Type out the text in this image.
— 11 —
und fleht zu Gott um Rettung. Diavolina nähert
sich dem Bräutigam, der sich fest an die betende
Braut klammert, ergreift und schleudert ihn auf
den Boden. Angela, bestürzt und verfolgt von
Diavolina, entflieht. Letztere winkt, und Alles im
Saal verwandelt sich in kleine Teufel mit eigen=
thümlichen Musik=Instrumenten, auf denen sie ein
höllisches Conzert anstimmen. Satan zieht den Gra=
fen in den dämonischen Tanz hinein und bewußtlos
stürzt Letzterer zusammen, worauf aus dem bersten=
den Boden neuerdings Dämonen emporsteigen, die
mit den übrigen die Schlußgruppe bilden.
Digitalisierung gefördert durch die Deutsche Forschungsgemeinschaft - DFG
+ + + +
DESCRIPTION OF THE TASK: Give the data again, exactly as it stands.

EXERCISE ANSWER:
Type out the text in this image.
— 11 —
und fleht zu Gott um Rettung. Diavolina nähert
sich dem Bräutigam, der sich fest an die betende
Braut klammert, ergreift und schleudert ihn auf
den Boden. Angela, bestürzt und verfolgt von
Diavolina, entflieht. Letztere winkt, und Alles im
Saal verwandelt sich in kleine Teufel mit eigen=
thümlichen Musik=Instrumenten, auf denen sie ein
höllisches Conzert anstimmen. Satan zieht den Gra=
fen in den dämonischen Tanz hinein und bewußtlos
stürzt Letzterer zusammen, worauf aus dem bersten=
den Boden neuerdings Dämonen emporsteigen, die
mit den übrigen die Schlußgruppe bilden.
Digitalisierung gefördert durch die Deutsche Forschungsgemeinschaft - DFG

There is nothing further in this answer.